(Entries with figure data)
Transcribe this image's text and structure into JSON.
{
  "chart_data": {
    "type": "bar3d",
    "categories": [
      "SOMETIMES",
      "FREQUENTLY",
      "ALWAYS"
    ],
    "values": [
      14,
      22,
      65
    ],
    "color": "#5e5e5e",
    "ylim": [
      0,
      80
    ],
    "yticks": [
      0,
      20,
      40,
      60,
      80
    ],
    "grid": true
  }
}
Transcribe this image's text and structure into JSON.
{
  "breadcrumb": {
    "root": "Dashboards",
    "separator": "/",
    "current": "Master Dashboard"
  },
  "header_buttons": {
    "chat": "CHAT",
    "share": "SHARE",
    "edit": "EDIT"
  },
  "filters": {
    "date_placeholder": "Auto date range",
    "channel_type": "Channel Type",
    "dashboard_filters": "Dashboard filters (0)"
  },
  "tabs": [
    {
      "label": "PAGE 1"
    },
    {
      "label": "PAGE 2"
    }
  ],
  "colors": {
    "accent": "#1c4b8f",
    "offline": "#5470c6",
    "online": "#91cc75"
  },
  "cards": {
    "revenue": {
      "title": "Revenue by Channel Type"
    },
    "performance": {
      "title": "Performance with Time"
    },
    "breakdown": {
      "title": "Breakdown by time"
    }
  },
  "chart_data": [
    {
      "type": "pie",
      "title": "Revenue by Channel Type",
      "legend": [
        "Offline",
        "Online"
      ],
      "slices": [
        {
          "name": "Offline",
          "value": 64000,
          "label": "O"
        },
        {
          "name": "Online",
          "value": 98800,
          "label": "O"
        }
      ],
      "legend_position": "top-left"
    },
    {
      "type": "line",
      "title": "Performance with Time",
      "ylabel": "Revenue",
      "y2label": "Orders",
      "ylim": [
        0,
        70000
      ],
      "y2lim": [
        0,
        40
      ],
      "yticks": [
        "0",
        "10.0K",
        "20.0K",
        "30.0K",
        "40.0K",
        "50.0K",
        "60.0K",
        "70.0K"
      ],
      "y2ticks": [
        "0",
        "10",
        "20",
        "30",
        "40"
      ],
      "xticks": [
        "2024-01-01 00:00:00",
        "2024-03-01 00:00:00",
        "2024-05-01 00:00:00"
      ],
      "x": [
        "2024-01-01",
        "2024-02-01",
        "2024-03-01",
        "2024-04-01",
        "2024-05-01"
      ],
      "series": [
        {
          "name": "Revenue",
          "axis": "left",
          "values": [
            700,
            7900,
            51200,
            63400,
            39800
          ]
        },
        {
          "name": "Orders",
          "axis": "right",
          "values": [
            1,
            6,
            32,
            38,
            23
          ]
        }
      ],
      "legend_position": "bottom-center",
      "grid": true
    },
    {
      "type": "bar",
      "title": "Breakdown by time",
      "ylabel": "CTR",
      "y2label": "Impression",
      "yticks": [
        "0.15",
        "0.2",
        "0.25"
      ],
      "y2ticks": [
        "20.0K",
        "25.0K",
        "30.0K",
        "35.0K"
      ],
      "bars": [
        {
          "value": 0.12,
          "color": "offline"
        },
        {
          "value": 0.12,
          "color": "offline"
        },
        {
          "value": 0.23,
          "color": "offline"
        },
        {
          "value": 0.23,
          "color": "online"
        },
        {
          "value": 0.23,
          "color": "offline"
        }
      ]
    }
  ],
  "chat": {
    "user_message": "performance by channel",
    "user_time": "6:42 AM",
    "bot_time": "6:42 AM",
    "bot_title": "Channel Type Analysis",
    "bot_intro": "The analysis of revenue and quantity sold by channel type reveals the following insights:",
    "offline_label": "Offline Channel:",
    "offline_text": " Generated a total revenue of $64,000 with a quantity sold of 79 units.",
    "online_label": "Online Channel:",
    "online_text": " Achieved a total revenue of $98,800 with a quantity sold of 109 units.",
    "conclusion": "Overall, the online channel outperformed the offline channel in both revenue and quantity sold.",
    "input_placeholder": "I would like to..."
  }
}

- Directions
Type out the whole listing above again, exactly as it stands.

- Full output
Transcribe this image's text and structure into JSON.
{
  "chart_data": {
    "type": "bar3d",
    "categories": [
      "SOMETIMES",
      "FREQUENTLY",
      "ALWAYS"
    ],
    "values": [
      14,
      22,
      65
    ],
    "color": "#5e5e5e",
    "ylim": [
      0,
      80
    ],
    "yticks": [
      0,
      20,
      40,
      60,
      80
    ],
    "grid": true
  }
}
Transcribe this image's text and structure into JSON.
{
  "breadcrumb": {
    "root": "Dashboards",
    "separator": "/",
    "current": "Master Dashboard"
  },
  "header_buttons": {
    "chat": "CHAT",
    "share": "SHARE",
    "edit": "EDIT"
  },
  "filters": {
    "date_placeholder": "Auto date range",
    "channel_type": "Channel Type",
    "dashboard_filters": "Dashboard filters (0)"
  },
  "tabs": [
    {
      "label": "PAGE 1"
    },
    {
      "label": "PAGE 2"
    }
  ],
  "colors": {
    "accent": "#1c4b8f",
    "offline": "#5470c6",
    "online": "#91cc75"
  },
  "cards": {
    "revenue": {
      "title": "Revenue by Channel Type"
    },
    "performance": {
      "title": "Performance with Time"
    },
    "breakdown": {
      "title": "Breakdown by time"
    }
  },
  "chart_data": [
    {
      "type": "pie",
      "title": "Revenue by Channel Type",
      "legend": [
        "Offline",
        "Online"
      ],
      "slices": [
        {
          "name": "Offline",
          "value": 64000,
          "label": "O"
        },
        {
          "name": "Online",
          "value": 98800,
          "label": "O"
        }
      ],
      "legend_position": "top-left"
    },
    {
      "type": "line",
      "title": "Performance with Time",
      "ylabel": "Revenue",
      "y2label": "Orders",
      "ylim": [
        0,
        70000
      ],
      "y2lim": [
        0,
        40
      ],
      "yticks": [
        "0",
        "10.0K",
        "20.0K",
        "30.0K",
        "40.0K",
        "50.0K",
        "60.0K",
        "70.0K"
      ],
      "y2ticks": [
        "0",
        "10",
        "20",
        "30",
        "40"
      ],
      "xticks": [
        "2024-01-01 00:00:00",
        "2024-03-01 00:00:00",
        "2024-05-01 00:00:00"
      ],
      "x": [
        "2024-01-01",
        "2024-02-01",
        "2024-03-01",
        "2024-04-01",
        "2024-05-01"
      ],
      "series": [
        {
          "name": "Revenue",
          "axis": "left",
          "values": [
            700,
            7900,
            51200,
            63400,
            39800
          ]
        },
        {
          "name": "Orders",
          "axis": "right",
          "values": [
            1,
            6,
            32,
            38,
            23
          ]
        }
      ],
      "legend_position": "bottom-center",
      "grid": true
    },
    {
      "type": "bar",
      "title": "Breakdown by time",
      "ylabel": "CTR",
      "y2label": "Impression",
      "yticks": [
        "0.15",
        "0.2",
        "0.25"
      ],
      "y2ticks": [
        "20.0K",
        "25.0K",
        "30.0K",
        "35.0K"
      ],
      "bars": [
        {
          "value": 0.12,
          "color": "offline"
        },
        {
          "value": 0.12,
          "color": "offline"
        },
        {
          "value": 0.23,
          "color": "offline"
        },
        {
          "value": 0.23,
          "color": "online"
        },
        {
          "value": 0.23,
          "color": "offline"
        }
      ]
    }
  ],
  "chat": {
    "user_message": "performance by channel",
    "user_time": "6:42 AM",
    "bot_time": "6:42 AM",
    "bot_title": "Channel Type Analysis",
    "bot_intro": "The analysis of revenue and quantity sold by channel type reveals the following insights:",
    "offline_label": "Offline Channel:",
    "offline_text": " Generated a total revenue of $64,000 with a quantity sold of 79 units.",
    "online_label": "Online Channel:",
    "online_text": " Achieved a total revenue of $98,800 with a quantity sold of 109 units.",
    "conclusion": "Overall, the online channel outperformed the offline channel in both revenue and quantity sold.",
    "input_placeholder": "I would like to..."
  }
}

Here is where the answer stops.